• EXERCISE DESCRIPTION: Print the data exactly as it is given, please.
start
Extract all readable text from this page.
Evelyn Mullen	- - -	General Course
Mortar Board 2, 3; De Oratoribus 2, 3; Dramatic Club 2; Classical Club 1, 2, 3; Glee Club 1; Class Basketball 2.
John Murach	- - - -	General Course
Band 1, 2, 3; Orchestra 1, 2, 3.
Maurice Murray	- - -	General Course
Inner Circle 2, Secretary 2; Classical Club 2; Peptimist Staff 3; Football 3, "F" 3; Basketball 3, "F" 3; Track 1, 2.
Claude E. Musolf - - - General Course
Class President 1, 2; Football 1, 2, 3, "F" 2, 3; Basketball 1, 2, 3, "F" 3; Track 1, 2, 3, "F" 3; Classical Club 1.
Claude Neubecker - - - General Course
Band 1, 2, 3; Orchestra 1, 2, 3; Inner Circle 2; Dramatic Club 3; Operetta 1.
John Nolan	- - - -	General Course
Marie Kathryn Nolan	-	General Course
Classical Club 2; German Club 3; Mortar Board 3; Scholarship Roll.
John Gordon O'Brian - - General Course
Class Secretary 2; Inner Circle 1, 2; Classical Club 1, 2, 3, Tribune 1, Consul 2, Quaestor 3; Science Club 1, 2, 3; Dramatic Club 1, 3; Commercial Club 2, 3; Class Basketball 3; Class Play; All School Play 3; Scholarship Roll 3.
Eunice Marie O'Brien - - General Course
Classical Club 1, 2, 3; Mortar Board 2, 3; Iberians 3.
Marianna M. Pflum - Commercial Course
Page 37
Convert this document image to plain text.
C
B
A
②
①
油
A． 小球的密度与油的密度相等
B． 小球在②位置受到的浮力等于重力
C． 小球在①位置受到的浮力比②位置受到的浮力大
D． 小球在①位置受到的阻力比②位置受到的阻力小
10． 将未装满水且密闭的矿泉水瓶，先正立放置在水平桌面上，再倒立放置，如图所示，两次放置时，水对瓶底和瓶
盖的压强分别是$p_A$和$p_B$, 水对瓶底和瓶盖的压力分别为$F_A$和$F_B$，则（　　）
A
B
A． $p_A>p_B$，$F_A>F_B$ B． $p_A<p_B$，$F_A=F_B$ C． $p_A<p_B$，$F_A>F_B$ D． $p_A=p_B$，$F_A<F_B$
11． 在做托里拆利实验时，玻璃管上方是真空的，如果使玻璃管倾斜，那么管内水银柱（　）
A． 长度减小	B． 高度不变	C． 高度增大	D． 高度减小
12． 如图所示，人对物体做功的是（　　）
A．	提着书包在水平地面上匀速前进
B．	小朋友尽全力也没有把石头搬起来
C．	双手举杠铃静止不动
end
• OUTPUT FOR THIS TASK:
Extract all readable text from this page.
Evelyn Mullen	- - -	General Course
Mortar Board 2, 3; De Oratoribus 2, 3; Dramatic Club 2; Classical Club 1, 2, 3; Glee Club 1; Class Basketball 2.
John Murach	- - - -	General Course
Band 1, 2, 3; Orchestra 1, 2, 3.
Maurice Murray	- - -	General Course
Inner Circle 2, Secretary 2; Classical Club 2; Peptimist Staff 3; Football 3, "F" 3; Basketball 3, "F" 3; Track 1, 2.
Claude E. Musolf - - - General Course
Class President 1, 2; Football 1, 2, 3, "F" 2, 3; Basketball 1, 2, 3, "F" 3; Track 1, 2, 3, "F" 3; Classical Club 1.
Claude Neubecker - - - General Course
Band 1, 2, 3; Orchestra 1, 2, 3; Inner Circle 2; Dramatic Club 3; Operetta 1.
John Nolan	- - - -	General Course
Marie Kathryn Nolan	-	General Course
Classical Club 2; German Club 3; Mortar Board 3; Scholarship Roll.
John Gordon O'Brian - - General Course
Class Secretary 2; Inner Circle 1, 2; Classical Club 1, 2, 3, Tribune 1, Consul 2, Quaestor 3; Science Club 1, 2, 3; Dramatic Club 1, 3; Commercial Club 2, 3; Class Basketball 3; Class Play; All School Play 3; Scholarship Roll 3.
Eunice Marie O'Brien - - General Course
Classical Club 1, 2, 3; Mortar Board 2, 3; Iberians 3.
Marianna M. Pflum - Commercial Course
Page 37
Convert this document image to plain text.
C
B
A
②
①
油
A． 小球的密度与油的密度相等
B． 小球在②位置受到的浮力等于重力
C． 小球在①位置受到的浮力比②位置受到的浮力大
D． 小球在①位置受到的阻力比②位置受到的阻力小
10． 将未装满水且密闭的矿泉水瓶，先正立放置在水平桌面上，再倒立放置，如图所示，两次放置时，水对瓶底和瓶
盖的压强分别是$p_A$和$p_B$, 水对瓶底和瓶盖的压力分别为$F_A$和$F_B$，则（　　）
A
B
A． $p_A>p_B$，$F_A>F_B$ B． $p_A<p_B$，$F_A=F_B$ C． $p_A<p_B$，$F_A>F_B$ D． $p_A=p_B$，$F_A<F_B$
11． 在做托里拆利实验时，玻璃管上方是真空的，如果使玻璃管倾斜，那么管内水银柱（　）
A． 长度减小	B． 高度不变	C． 高度增大	D． 高度减小
12． 如图所示，人对物体做功的是（　　）
A．	提着书包在水平地面上匀速前进
B．	小朋友尽全力也没有把石头搬起来
C．	双手举杠铃静止不动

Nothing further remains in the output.